Exercise aim -> Can you write out every one of the rows below, copying each one character for character?

Extracted records ->

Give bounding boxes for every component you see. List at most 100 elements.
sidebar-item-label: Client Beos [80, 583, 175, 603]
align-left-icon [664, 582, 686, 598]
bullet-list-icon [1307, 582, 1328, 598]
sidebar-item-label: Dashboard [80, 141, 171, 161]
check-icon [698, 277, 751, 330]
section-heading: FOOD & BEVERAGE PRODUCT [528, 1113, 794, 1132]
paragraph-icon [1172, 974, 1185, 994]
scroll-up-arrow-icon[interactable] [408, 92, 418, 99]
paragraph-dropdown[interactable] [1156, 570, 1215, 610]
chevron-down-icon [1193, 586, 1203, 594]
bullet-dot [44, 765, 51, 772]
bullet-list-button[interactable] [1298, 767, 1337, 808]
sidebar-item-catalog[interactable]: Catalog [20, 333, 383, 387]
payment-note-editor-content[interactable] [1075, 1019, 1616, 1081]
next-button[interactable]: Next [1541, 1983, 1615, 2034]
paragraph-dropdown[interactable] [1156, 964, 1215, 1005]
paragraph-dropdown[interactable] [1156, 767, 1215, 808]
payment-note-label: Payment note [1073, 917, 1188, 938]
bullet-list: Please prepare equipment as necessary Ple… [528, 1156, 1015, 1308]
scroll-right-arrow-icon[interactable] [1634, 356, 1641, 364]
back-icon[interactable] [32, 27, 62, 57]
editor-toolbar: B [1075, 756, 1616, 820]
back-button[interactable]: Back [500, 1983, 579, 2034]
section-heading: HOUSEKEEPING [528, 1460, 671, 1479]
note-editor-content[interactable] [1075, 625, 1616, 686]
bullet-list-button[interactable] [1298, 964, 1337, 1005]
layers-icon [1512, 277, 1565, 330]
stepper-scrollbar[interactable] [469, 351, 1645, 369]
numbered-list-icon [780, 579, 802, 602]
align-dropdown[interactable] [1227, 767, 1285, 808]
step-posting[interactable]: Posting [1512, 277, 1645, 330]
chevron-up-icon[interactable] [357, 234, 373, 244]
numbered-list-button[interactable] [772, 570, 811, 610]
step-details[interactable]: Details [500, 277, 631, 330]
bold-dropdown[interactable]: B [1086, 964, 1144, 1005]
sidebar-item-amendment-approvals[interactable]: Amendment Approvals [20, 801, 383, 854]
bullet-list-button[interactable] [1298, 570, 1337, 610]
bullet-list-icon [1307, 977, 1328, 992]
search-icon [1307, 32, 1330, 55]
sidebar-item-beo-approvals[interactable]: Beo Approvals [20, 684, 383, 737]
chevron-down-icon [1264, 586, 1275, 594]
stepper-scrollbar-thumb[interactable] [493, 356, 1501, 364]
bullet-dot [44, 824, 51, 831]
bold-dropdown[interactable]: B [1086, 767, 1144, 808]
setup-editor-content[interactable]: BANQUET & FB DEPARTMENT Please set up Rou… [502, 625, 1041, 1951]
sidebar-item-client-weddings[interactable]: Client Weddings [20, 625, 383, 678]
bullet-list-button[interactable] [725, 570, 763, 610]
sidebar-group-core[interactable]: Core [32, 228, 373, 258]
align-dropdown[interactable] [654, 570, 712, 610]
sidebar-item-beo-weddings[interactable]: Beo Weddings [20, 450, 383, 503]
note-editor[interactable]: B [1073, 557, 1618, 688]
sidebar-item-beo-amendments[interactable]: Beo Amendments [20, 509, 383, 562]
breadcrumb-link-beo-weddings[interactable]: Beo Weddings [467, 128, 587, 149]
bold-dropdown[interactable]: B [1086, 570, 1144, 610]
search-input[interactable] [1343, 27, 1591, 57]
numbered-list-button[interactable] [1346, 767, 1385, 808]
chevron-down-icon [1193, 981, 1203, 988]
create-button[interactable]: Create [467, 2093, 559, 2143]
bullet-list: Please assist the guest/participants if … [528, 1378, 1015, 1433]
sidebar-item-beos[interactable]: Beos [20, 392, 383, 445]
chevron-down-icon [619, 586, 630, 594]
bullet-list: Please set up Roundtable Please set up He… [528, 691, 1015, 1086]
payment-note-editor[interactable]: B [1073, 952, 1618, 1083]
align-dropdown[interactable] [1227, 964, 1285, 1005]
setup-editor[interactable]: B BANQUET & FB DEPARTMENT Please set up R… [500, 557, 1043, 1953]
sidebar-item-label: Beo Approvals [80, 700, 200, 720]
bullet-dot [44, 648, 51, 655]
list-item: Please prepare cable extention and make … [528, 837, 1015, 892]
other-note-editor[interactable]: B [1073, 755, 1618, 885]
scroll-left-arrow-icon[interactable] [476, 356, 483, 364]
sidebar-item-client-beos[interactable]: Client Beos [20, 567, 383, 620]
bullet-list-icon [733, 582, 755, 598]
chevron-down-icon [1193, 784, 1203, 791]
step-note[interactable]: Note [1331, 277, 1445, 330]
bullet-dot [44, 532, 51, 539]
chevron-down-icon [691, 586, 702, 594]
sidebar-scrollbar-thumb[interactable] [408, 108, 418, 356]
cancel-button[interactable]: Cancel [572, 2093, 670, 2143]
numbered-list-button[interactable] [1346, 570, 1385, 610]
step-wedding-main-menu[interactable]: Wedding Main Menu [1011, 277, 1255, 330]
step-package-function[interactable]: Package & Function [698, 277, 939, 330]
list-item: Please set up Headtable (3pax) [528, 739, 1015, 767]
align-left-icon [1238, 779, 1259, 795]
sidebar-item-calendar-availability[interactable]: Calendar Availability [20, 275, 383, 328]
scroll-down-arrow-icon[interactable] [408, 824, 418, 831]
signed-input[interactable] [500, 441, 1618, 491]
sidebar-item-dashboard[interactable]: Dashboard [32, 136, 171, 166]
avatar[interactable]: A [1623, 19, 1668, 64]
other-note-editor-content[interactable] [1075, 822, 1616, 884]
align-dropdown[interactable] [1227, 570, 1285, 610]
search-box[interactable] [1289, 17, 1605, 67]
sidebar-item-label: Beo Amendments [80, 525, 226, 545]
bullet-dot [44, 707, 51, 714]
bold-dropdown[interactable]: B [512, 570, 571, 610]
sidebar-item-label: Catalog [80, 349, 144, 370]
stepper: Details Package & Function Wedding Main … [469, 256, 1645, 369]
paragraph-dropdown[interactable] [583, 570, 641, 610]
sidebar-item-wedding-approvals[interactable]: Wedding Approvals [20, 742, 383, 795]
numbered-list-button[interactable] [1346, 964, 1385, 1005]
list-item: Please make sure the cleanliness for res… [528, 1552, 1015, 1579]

Result ->
Give bounding boxes for every component you see. List at most 100 elements.
sidebar-item-label: Client Beos [80, 583, 175, 603]
align-left-icon [664, 582, 686, 598]
bullet-list-icon [1307, 582, 1328, 598]
sidebar-item-label: Dashboard [80, 141, 171, 161]
check-icon [698, 277, 751, 330]
section-heading: FOOD & BEVERAGE PRODUCT [528, 1113, 794, 1132]
paragraph-icon [1172, 974, 1185, 994]
scroll-up-arrow-icon[interactable] [408, 92, 418, 99]
paragraph-dropdown[interactable] [1156, 570, 1215, 610]
chevron-down-icon [1193, 586, 1203, 594]
bullet-dot [44, 765, 51, 772]
bullet-list-button[interactable] [1298, 767, 1337, 808]
sidebar-item-catalog[interactable]: Catalog [20, 333, 383, 387]
payment-note-editor-content[interactable] [1075, 1019, 1616, 1081]
next-button[interactable]: Next [1541, 1983, 1615, 2034]
paragraph-dropdown[interactable] [1156, 964, 1215, 1005]
paragraph-dropdown[interactable] [1156, 767, 1215, 808]
payment-note-label: Payment note [1073, 917, 1188, 938]
bullet-list: Please prepare equipment as necessary Ple… [528, 1156, 1015, 1308]
scroll-right-arrow-icon[interactable] [1634, 356, 1641, 364]
back-icon[interactable] [32, 27, 62, 57]
editor-toolbar: B [1075, 756, 1616, 820]
back-button[interactable]: Back [500, 1983, 579, 2034]
section-heading: HOUSEKEEPING [528, 1460, 671, 1479]
note-editor-content[interactable] [1075, 625, 1616, 686]
bullet-list-button[interactable] [1298, 964, 1337, 1005]
layers-icon [1512, 277, 1565, 330]
stepper-scrollbar[interactable] [469, 351, 1645, 369]
numbered-list-icon [780, 579, 802, 602]
align-dropdown[interactable] [1227, 767, 1285, 808]
step-posting[interactable]: Posting [1512, 277, 1645, 330]
chevron-up-icon[interactable] [357, 234, 373, 244]
numbered-list-button[interactable] [772, 570, 811, 610]
step-details[interactable]: Details [500, 277, 631, 330]
bold-dropdown[interactable]: B [1086, 964, 1144, 1005]
sidebar-item-amendment-approvals[interactable]: Amendment Approvals [20, 801, 383, 854]
bullet-list-button[interactable] [1298, 570, 1337, 610]
bullet-list-icon [1307, 977, 1328, 992]
search-icon [1307, 32, 1330, 55]
sidebar-item-beo-approvals[interactable]: Beo Approvals [20, 684, 383, 737]
chevron-down-icon [1264, 586, 1275, 594]
stepper-scrollbar-thumb[interactable] [493, 356, 1501, 364]
bullet-dot [44, 824, 51, 831]
bold-dropdown[interactable]: B [1086, 767, 1144, 808]
setup-editor-content[interactable]: BANQUET & FB DEPARTMENT Please set up Rou… [502, 625, 1041, 1951]
sidebar-item-client-weddings[interactable]: Client Weddings [20, 625, 383, 678]
bullet-list-button[interactable] [725, 570, 763, 610]
sidebar-group-core[interactable]: Core [32, 228, 373, 258]
align-dropdown[interactable] [654, 570, 712, 610]
sidebar-item-beo-weddings[interactable]: Beo Weddings [20, 450, 383, 503]
note-editor[interactable]: B [1073, 557, 1618, 688]
sidebar-item-beo-amendments[interactable]: Beo Amendments [20, 509, 383, 562]
breadcrumb-link-beo-weddings[interactable]: Beo Weddings [467, 128, 587, 149]
bold-dropdown[interactable]: B [1086, 570, 1144, 610]
search-input[interactable] [1343, 27, 1591, 57]
numbered-list-button[interactable] [1346, 767, 1385, 808]
chevron-down-icon [1193, 981, 1203, 988]
create-button[interactable]: Create [467, 2093, 559, 2143]
bullet-list: Please assist the guest/participants if … [528, 1378, 1015, 1433]
sidebar-item-beos[interactable]: Beos [20, 392, 383, 445]
chevron-down-icon [619, 586, 630, 594]
bullet-list: Please set up Roundtable Please set up He… [528, 691, 1015, 1086]
payment-note-editor[interactable]: B [1073, 952, 1618, 1083]
align-dropdown[interactable] [1227, 964, 1285, 1005]
setup-editor[interactable]: B BANQUET & FB DEPARTMENT Please set up R… [500, 557, 1043, 1953]
sidebar-item-label: Beo Approvals [80, 700, 200, 720]
bullet-dot [44, 648, 51, 655]
list-item: Please prepare cable extention and make … [528, 837, 1015, 892]
other-note-editor[interactable]: B [1073, 755, 1618, 885]
scroll-left-arrow-icon[interactable] [476, 356, 483, 364]
sidebar-item-client-beos[interactable]: Client Beos [20, 567, 383, 620]
bullet-list-icon [733, 582, 755, 598]
chevron-down-icon [1193, 784, 1203, 791]
step-note[interactable]: Note [1331, 277, 1445, 330]
bullet-dot [44, 532, 51, 539]
chevron-down-icon [691, 586, 702, 594]
sidebar-scrollbar-thumb[interactable] [408, 108, 418, 356]
cancel-button[interactable]: Cancel [572, 2093, 670, 2143]
numbered-list-button[interactable] [1346, 570, 1385, 610]
step-wedding-main-menu[interactable]: Wedding Main Menu [1011, 277, 1255, 330]
step-package-function[interactable]: Package & Function [698, 277, 939, 330]
list-item: Please set up Headtable (3pax) [528, 739, 1015, 767]
align-left-icon [1238, 779, 1259, 795]
sidebar-item-calendar-availability[interactable]: Calendar Availability [20, 275, 383, 328]
scroll-down-arrow-icon[interactable] [408, 824, 418, 831]
signed-input[interactable] [500, 441, 1618, 491]
sidebar-item-dashboard[interactable]: Dashboard [32, 136, 171, 166]
avatar[interactable]: A [1623, 19, 1668, 64]
other-note-editor-content[interactable] [1075, 822, 1616, 884]
align-dropdown[interactable] [1227, 570, 1285, 610]
search-box[interactable] [1289, 17, 1605, 67]
sidebar-item-label: Beo Amendments [80, 525, 226, 545]
bullet-dot [44, 707, 51, 714]
bold-dropdown[interactable]: B [512, 570, 571, 610]
sidebar-item-label: Catalog [80, 349, 144, 370]
stepper: Details Package & Function Wedding Main … [469, 256, 1645, 369]
paragraph-dropdown[interactable] [583, 570, 641, 610]
sidebar-item-wedding-approvals[interactable]: Wedding Approvals [20, 742, 383, 795]
numbered-list-button[interactable] [1346, 964, 1385, 1005]
list-item: Please make sure the cleanliness for res… [528, 1552, 1015, 1579]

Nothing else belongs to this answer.